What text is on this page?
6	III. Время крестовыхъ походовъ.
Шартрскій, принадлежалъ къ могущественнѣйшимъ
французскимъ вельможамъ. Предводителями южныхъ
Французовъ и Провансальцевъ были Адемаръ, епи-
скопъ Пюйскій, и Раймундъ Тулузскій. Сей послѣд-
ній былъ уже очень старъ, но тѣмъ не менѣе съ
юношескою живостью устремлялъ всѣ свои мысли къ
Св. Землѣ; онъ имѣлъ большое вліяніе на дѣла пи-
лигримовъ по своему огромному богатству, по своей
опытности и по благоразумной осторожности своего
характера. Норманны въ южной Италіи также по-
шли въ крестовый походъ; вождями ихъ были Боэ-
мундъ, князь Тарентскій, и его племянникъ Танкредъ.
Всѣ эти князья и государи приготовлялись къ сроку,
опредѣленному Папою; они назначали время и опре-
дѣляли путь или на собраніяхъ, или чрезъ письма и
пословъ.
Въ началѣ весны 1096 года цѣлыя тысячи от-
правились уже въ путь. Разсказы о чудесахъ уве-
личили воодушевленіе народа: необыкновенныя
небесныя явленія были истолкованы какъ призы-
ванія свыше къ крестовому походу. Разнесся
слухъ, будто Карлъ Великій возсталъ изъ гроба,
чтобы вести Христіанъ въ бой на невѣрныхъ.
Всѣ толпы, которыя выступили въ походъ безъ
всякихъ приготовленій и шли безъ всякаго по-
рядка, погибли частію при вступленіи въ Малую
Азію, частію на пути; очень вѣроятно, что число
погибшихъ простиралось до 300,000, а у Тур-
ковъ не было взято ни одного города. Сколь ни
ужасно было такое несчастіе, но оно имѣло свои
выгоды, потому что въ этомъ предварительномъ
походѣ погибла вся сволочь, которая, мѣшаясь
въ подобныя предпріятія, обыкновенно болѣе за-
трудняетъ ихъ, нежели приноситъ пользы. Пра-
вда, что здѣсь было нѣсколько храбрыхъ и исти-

====

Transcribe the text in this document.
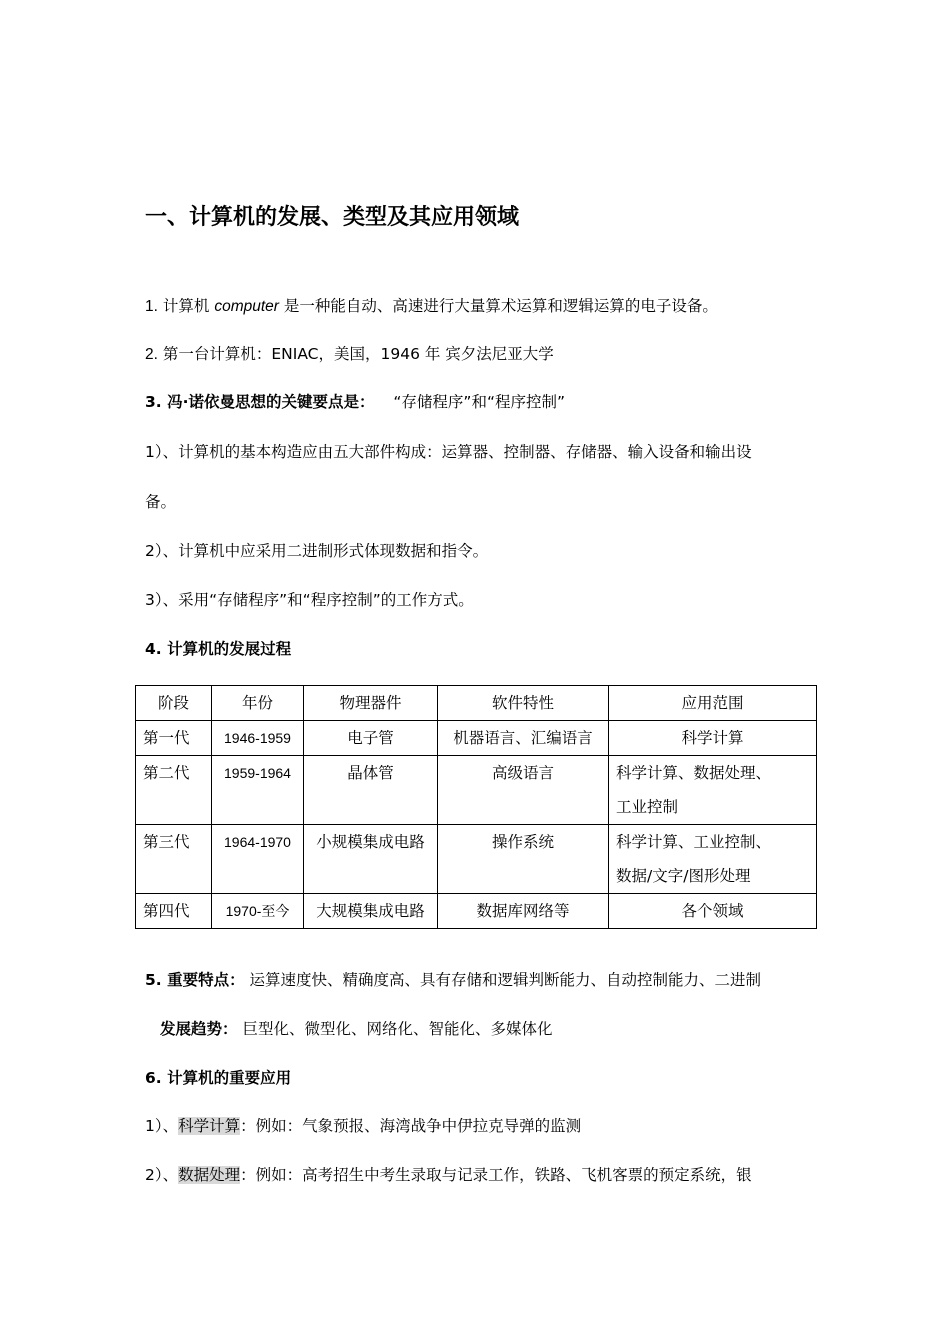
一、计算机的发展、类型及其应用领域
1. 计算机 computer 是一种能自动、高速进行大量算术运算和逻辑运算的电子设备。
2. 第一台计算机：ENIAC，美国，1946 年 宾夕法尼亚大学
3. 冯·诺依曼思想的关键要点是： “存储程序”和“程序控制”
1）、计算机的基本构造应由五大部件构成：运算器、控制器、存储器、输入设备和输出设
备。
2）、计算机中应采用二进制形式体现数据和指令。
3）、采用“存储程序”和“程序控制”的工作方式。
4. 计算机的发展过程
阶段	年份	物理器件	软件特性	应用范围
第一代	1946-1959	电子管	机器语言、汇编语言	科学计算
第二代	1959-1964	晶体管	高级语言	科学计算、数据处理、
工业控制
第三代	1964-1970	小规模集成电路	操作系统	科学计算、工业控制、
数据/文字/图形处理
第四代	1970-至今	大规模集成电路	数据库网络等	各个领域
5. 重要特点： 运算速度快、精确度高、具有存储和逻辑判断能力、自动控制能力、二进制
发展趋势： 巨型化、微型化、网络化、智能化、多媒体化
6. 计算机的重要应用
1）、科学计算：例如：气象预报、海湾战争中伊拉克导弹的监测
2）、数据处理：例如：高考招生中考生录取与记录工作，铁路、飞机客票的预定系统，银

====

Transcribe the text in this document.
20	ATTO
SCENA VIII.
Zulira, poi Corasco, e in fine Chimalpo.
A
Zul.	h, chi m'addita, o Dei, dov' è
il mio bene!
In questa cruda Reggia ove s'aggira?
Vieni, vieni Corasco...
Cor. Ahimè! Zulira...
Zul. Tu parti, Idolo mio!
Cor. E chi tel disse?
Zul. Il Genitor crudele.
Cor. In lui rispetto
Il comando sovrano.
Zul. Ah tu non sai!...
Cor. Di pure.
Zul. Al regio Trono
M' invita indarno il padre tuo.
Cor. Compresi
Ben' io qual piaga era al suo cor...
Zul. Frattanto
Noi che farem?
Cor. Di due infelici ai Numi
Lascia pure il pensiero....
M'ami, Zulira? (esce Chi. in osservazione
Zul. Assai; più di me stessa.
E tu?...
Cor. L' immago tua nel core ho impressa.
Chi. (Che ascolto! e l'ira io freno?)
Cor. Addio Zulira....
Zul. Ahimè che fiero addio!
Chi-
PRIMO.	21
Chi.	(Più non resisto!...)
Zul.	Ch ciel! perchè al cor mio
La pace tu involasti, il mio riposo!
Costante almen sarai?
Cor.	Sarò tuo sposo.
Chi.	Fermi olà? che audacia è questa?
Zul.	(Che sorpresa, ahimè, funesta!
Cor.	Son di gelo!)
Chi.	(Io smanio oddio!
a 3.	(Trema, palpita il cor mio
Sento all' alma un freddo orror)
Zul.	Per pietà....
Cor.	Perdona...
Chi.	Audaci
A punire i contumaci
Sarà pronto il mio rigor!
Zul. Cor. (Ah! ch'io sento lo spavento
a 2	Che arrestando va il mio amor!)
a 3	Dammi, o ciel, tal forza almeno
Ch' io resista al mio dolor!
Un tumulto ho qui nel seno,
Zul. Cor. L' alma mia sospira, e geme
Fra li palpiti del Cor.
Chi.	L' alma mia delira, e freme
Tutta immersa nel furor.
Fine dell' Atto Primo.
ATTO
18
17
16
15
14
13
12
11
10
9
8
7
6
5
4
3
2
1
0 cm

====

Note every line above where the string "questa" shows up, and copy those lines.

• [OUTPUT FOR THIS EXERCISE]:
In questa cruda Reggia ove s'aggira?
Chi.	Fermi olà? che audacia è questa?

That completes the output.